### Directive
Write out the entries verbatim and leave the images out of the copy.

### Records for the exercise
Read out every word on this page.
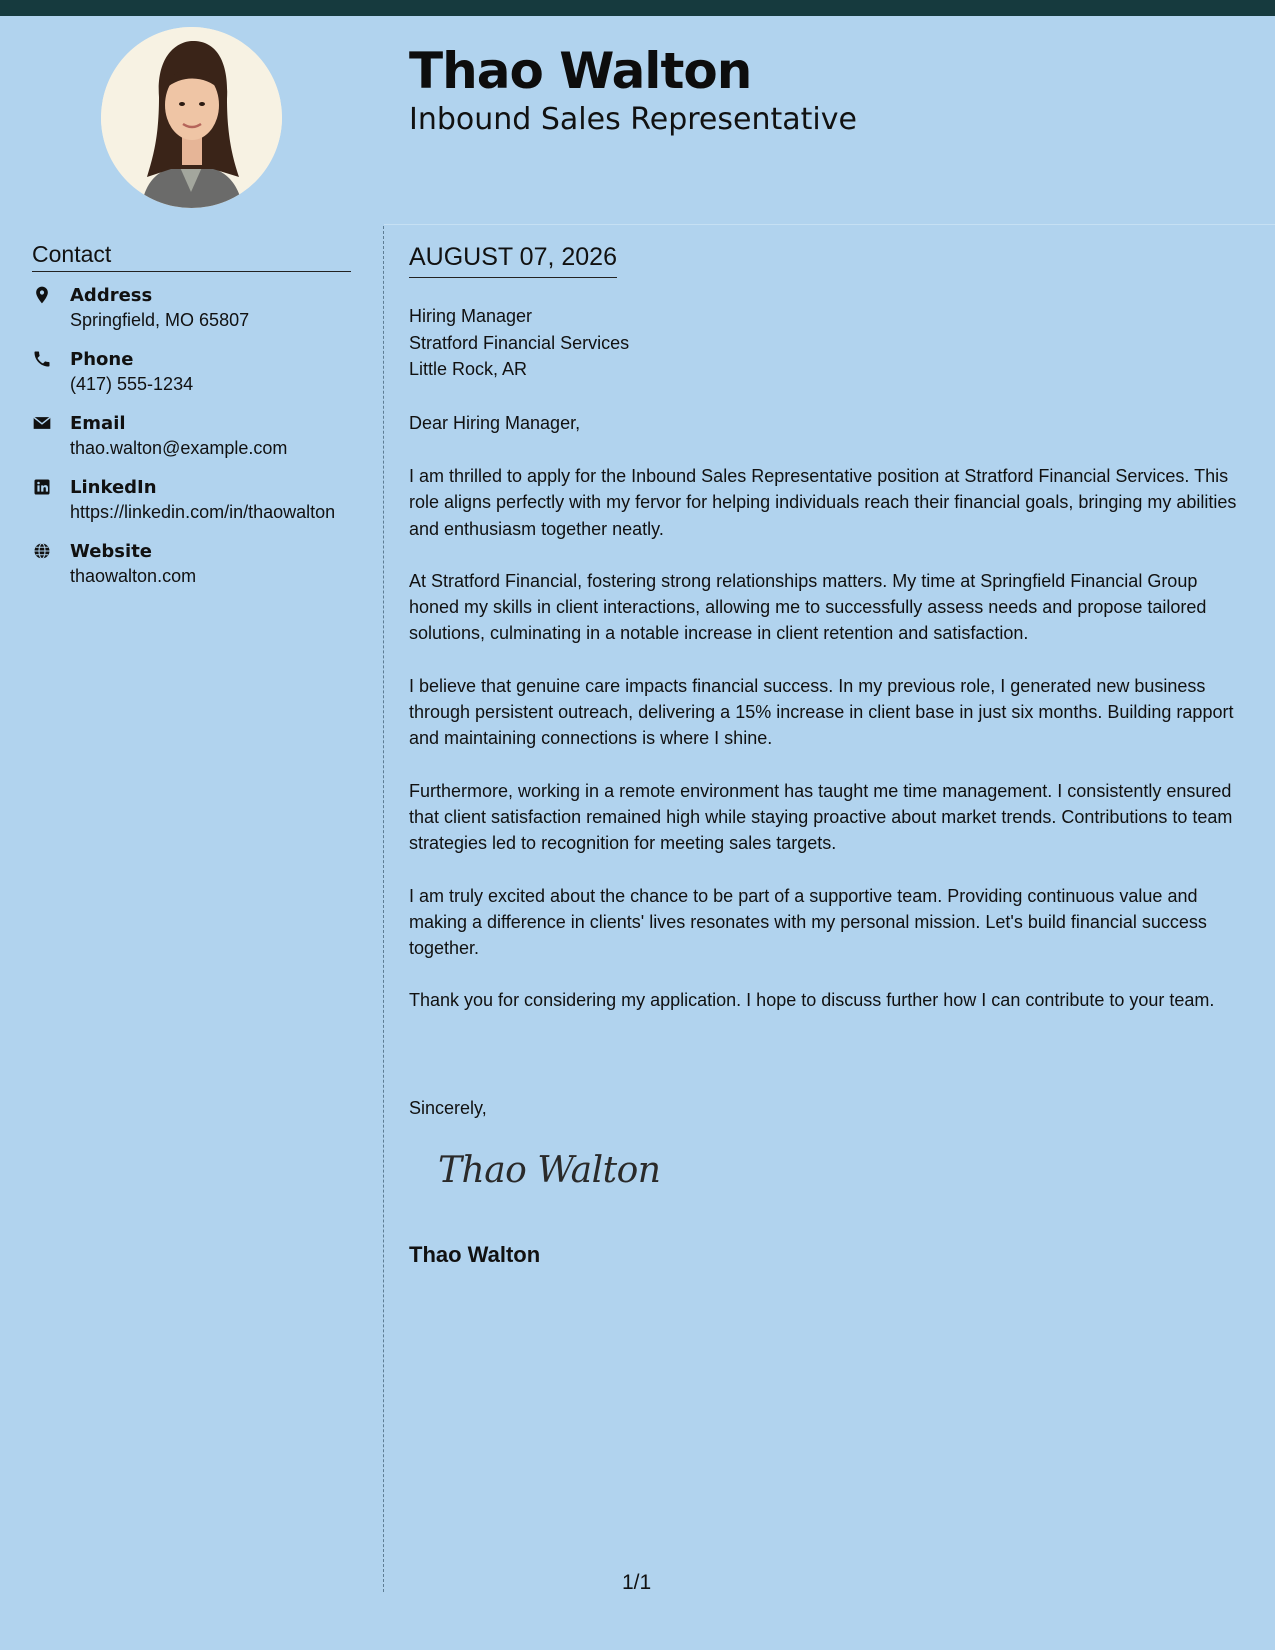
Thao Walton
Inbound Sales Representative
Contact
Address
Springfield, MO 65807
Phone
(417) 555-1234
Email
thao.walton@example.com
LinkedIn
https://linkedin.com/in/thaowalton
Website
thaowalton.com
AUGUST 07, 2026
Hiring Manager
Stratford Financial Services
Little Rock, AR
Dear Hiring Manager,

I am thrilled to apply for the Inbound Sales Representative position at Stratford Financial Services. This role aligns perfectly with my fervor for helping individuals reach their financial goals, bringing my abilities and enthusiasm together neatly.

At Stratford Financial, fostering strong relationships matters. My time at Springfield Financial Group honed my skills in client interactions, allowing me to successfully assess needs and propose tailored solutions, culminating in a notable increase in client retention and satisfaction.

I believe that genuine care impacts financial success. In my previous role, I generated new business through persistent outreach, delivering a 15% increase in client base in just six months. Building rapport and maintaining connections is where I shine.

Furthermore, working in a remote environment has taught me time management. I consistently ensured that client satisfaction remained high while staying proactive about market trends. Contributions to team strategies led to recognition for meeting sales targets.

I am truly excited about the chance to be part of a supportive team. Providing continuous value and making a difference in clients' lives resonates with my personal mission. Let's build financial success together.

Thank you for considering my application. I hope to discuss further how I can contribute to your team.

Sincerely,
Thao Walton
Thao Walton
1/1
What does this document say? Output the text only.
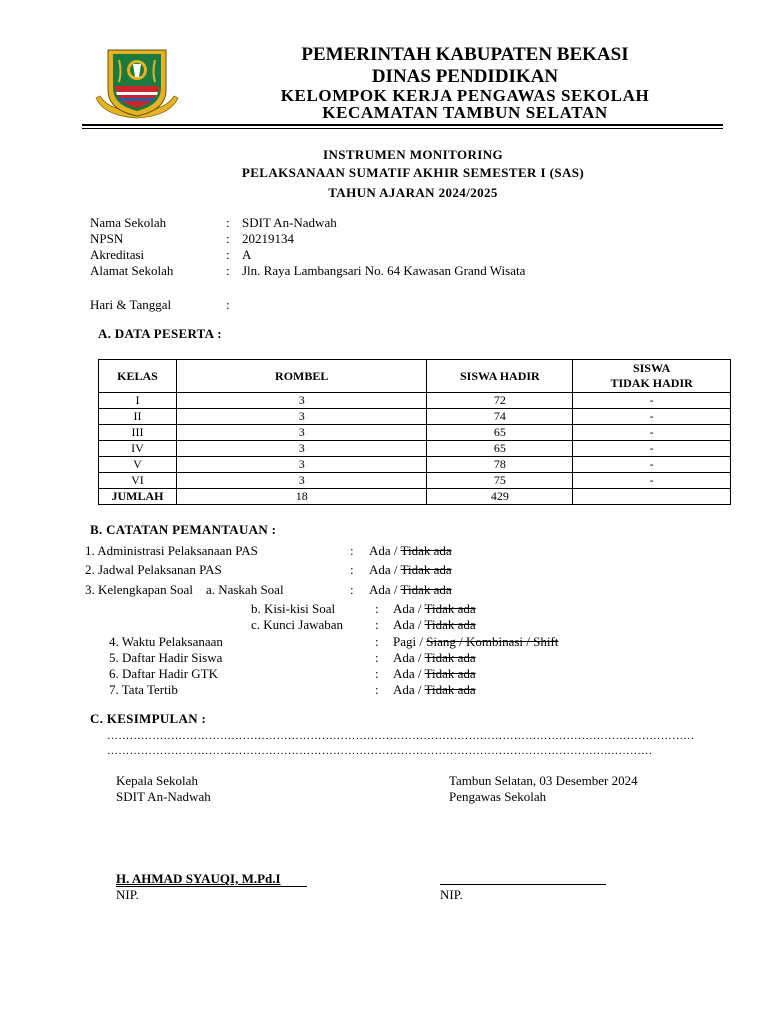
PEMERINTAH KABUPATEN BEKASI
DINAS PENDIDIKAN
KELOMPOK KERJA PENGAWAS SEKOLAH
KECAMATAN TAMBUN SELATAN
INSTRUMEN MONITORING
PELAKSANAAN SUMATIF AKHIR SEMESTER I (SAS)
TAHUN AJARAN 2024/2025
Nama Sekolah	: SDIT An-Nadwah
NPSN	: 20219134
Akreditasi	: A
Alamat Sekolah	: Jln. Raya Lambangsari No. 64 Kawasan Grand Wisata
Hari & Tanggal	:
A. DATA PESERTA :
KELAS	ROMBEL	SISWA HADIR	SISWA
TIDAK HADIR
I	3	72	-
II	3	74	-
III	3	65	-
IV	3	65	-
V	3	78	-
VI	3	75	-
JUMLAH	18	429	
B. CATATAN PEMANTAUAN :
1. Administrasi Pelaksanaan PAS	: Ada / Tidak ada
2. Jadwal Pelaksanan PAS	: Ada / Tidak ada
3. Kelengkapan Soal    a. Naskah Soal	: Ada / Tidak ada
b. Kisi-kisi Soal	: Ada / Tidak ada
c. Kunci Jawaban : Ada / Tidak ada
4. Waktu Pelaksanaan	: Pagi / Siang / Kombinasi / Shift
5. Daftar Hadir Siswa	: Ada / Tidak ada
6. Daftar Hadir GTK	: Ada / Tidak ada
7. Tata Tertib	: Ada / Tidak ada
C. KESIMPULAN :
…………………………………………………………………………………………………………………………………………
…………………………………………………………………………………………………………………….…………
Kepala Sekolah
SDIT An-Nadwah
H. AHMAD SYAUQI, M.Pd.I
NIP.
Tambun Selatan, 03 Desember 2024
Pengawas Sekolah
NIP.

### Reply
Read out every word on this page.
Thao Walton
Inbound Sales Representative
Contact
Address
Springfield, MO 65807
Phone
(417) 555-1234
Email
thao.walton@example.com
LinkedIn
https://linkedin.com/in/thaowalton
Website
thaowalton.com
AUGUST 07, 2026
Hiring Manager
Stratford Financial Services
Little Rock, AR
Dear Hiring Manager,

I am thrilled to apply for the Inbound Sales Representative position at Stratford Financial Services. This role aligns perfectly with my fervor for helping individuals reach their financial goals, bringing my abilities and enthusiasm together neatly.

At Stratford Financial, fostering strong relationships matters. My time at Springfield Financial Group honed my skills in client interactions, allowing me to successfully assess needs and propose tailored solutions, culminating in a notable increase in client retention and satisfaction.

I believe that genuine care impacts financial success. In my previous role, I generated new business through persistent outreach, delivering a 15% increase in client base in just six months. Building rapport and maintaining connections is where I shine.

Furthermore, working in a remote environment has taught me time management. I consistently ensured that client satisfaction remained high while staying proactive about market trends. Contributions to team strategies led to recognition for meeting sales targets.

I am truly excited about the chance to be part of a supportive team. Providing continuous value and making a difference in clients' lives resonates with my personal mission. Let's build financial success together.

Thank you for considering my application. I hope to discuss further how I can contribute to your team.

Sincerely,
Thao Walton
Thao Walton
1/1
What does this document say? Output the text only.
PEMERINTAH KABUPATEN BEKASI
DINAS PENDIDIKAN
KELOMPOK KERJA PENGAWAS SEKOLAH
KECAMATAN TAMBUN SELATAN
INSTRUMEN MONITORING
PELAKSANAAN SUMATIF AKHIR SEMESTER I (SAS)
TAHUN AJARAN 2024/2025
Nama Sekolah	: SDIT An-Nadwah
NPSN	: 20219134
Akreditasi	: A
Alamat Sekolah	: Jln. Raya Lambangsari No. 64 Kawasan Grand Wisata
Hari & Tanggal	:
A. DATA PESERTA :
KELAS	ROMBEL	SISWA HADIR	SISWA
TIDAK HADIR
I	3	72	-
II	3	74	-
III	3	65	-
IV	3	65	-
V	3	78	-
VI	3	75	-
JUMLAH	18	429	
B. CATATAN PEMANTAUAN :
1. Administrasi Pelaksanaan PAS	: Ada / Tidak ada
2. Jadwal Pelaksanan PAS	: Ada / Tidak ada
3. Kelengkapan Soal    a. Naskah Soal	: Ada / Tidak ada
b. Kisi-kisi Soal	: Ada / Tidak ada
c. Kunci Jawaban : Ada / Tidak ada
4. Waktu Pelaksanaan	: Pagi / Siang / Kombinasi / Shift
5. Daftar Hadir Siswa	: Ada / Tidak ada
6. Daftar Hadir GTK	: Ada / Tidak ada
7. Tata Tertib	: Ada / Tidak ada
C. KESIMPULAN :
…………………………………………………………………………………………………………………………………………
…………………………………………………………………………………………………………………….…………
Kepala Sekolah
SDIT An-Nadwah
H. AHMAD SYAUQI, M.Pd.I
NIP.
Tambun Selatan, 03 Desember 2024
Pengawas Sekolah
NIP.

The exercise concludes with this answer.